# Task requirements:
Transcribe every entry exactly, with nothing added or left out.

# Material for this task:
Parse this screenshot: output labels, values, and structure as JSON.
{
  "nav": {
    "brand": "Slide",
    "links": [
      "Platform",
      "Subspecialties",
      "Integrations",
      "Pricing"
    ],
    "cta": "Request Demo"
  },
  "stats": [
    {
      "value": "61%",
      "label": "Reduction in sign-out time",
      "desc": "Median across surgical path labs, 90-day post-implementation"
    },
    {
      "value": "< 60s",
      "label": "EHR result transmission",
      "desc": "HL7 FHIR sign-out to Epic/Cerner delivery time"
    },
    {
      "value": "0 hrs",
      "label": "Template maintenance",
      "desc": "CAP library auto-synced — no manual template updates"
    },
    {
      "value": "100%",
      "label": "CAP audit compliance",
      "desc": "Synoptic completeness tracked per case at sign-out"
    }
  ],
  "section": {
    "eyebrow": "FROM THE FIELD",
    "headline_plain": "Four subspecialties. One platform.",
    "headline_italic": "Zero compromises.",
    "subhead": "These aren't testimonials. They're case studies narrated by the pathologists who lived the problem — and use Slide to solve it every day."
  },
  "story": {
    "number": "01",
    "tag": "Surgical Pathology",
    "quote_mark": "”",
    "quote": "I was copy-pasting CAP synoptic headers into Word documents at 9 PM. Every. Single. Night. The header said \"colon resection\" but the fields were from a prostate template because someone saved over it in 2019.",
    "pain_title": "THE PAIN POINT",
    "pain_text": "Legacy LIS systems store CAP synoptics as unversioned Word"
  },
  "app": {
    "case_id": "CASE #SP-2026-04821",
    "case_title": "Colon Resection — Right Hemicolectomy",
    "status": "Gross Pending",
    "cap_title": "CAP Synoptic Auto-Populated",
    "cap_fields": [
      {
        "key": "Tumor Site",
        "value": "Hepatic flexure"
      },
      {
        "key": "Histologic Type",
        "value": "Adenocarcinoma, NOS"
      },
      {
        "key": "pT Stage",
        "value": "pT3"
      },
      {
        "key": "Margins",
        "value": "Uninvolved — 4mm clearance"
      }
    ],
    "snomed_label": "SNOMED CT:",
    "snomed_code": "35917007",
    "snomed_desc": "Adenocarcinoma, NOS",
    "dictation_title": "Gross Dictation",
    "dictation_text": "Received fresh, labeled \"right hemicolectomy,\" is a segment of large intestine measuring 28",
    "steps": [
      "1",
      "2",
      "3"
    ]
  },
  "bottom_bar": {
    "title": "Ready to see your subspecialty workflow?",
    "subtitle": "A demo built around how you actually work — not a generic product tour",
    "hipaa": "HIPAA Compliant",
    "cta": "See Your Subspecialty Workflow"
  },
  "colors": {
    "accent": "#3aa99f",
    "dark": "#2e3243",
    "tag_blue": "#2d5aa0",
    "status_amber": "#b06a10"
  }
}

# Exercise response:
Parse this screenshot: output labels, values, and structure as JSON.
{
  "nav": {
    "brand": "Slide",
    "links": [
      "Platform",
      "Subspecialties",
      "Integrations",
      "Pricing"
    ],
    "cta": "Request Demo"
  },
  "stats": [
    {
      "value": "61%",
      "label": "Reduction in sign-out time",
      "desc": "Median across surgical path labs, 90-day post-implementation"
    },
    {
      "value": "< 60s",
      "label": "EHR result transmission",
      "desc": "HL7 FHIR sign-out to Epic/Cerner delivery time"
    },
    {
      "value": "0 hrs",
      "label": "Template maintenance",
      "desc": "CAP library auto-synced — no manual template updates"
    },
    {
      "value": "100%",
      "label": "CAP audit compliance",
      "desc": "Synoptic completeness tracked per case at sign-out"
    }
  ],
  "section": {
    "eyebrow": "FROM THE FIELD",
    "headline_plain": "Four subspecialties. One platform.",
    "headline_italic": "Zero compromises.",
    "subhead": "These aren't testimonials. They're case studies narrated by the pathologists who lived the problem — and use Slide to solve it every day."
  },
  "story": {
    "number": "01",
    "tag": "Surgical Pathology",
    "quote_mark": "”",
    "quote": "I was copy-pasting CAP synoptic headers into Word documents at 9 PM. Every. Single. Night. The header said \"colon resection\" but the fields were from a prostate template because someone saved over it in 2019.",
    "pain_title": "THE PAIN POINT",
    "pain_text": "Legacy LIS systems store CAP synoptics as unversioned Word"
  },
  "app": {
    "case_id": "CASE #SP-2026-04821",
    "case_title": "Colon Resection — Right Hemicolectomy",
    "status": "Gross Pending",
    "cap_title": "CAP Synoptic Auto-Populated",
    "cap_fields": [
      {
        "key": "Tumor Site",
        "value": "Hepatic flexure"
      },
      {
        "key": "Histologic Type",
        "value": "Adenocarcinoma, NOS"
      },
      {
        "key": "pT Stage",
        "value": "pT3"
      },
      {
        "key": "Margins",
        "value": "Uninvolved — 4mm clearance"
      }
    ],
    "snomed_label": "SNOMED CT:",
    "snomed_code": "35917007",
    "snomed_desc": "Adenocarcinoma, NOS",
    "dictation_title": "Gross Dictation",
    "dictation_text": "Received fresh, labeled \"right hemicolectomy,\" is a segment of large intestine measuring 28",
    "steps": [
      "1",
      "2",
      "3"
    ]
  },
  "bottom_bar": {
    "title": "Ready to see your subspecialty workflow?",
    "subtitle": "A demo built around how you actually work — not a generic product tour",
    "hipaa": "HIPAA Compliant",
    "cta": "See Your Subspecialty Workflow"
  },
  "colors": {
    "accent": "#3aa99f",
    "dark": "#2e3243",
    "tag_blue": "#2d5aa0",
    "status_amber": "#b06a10"
  }
}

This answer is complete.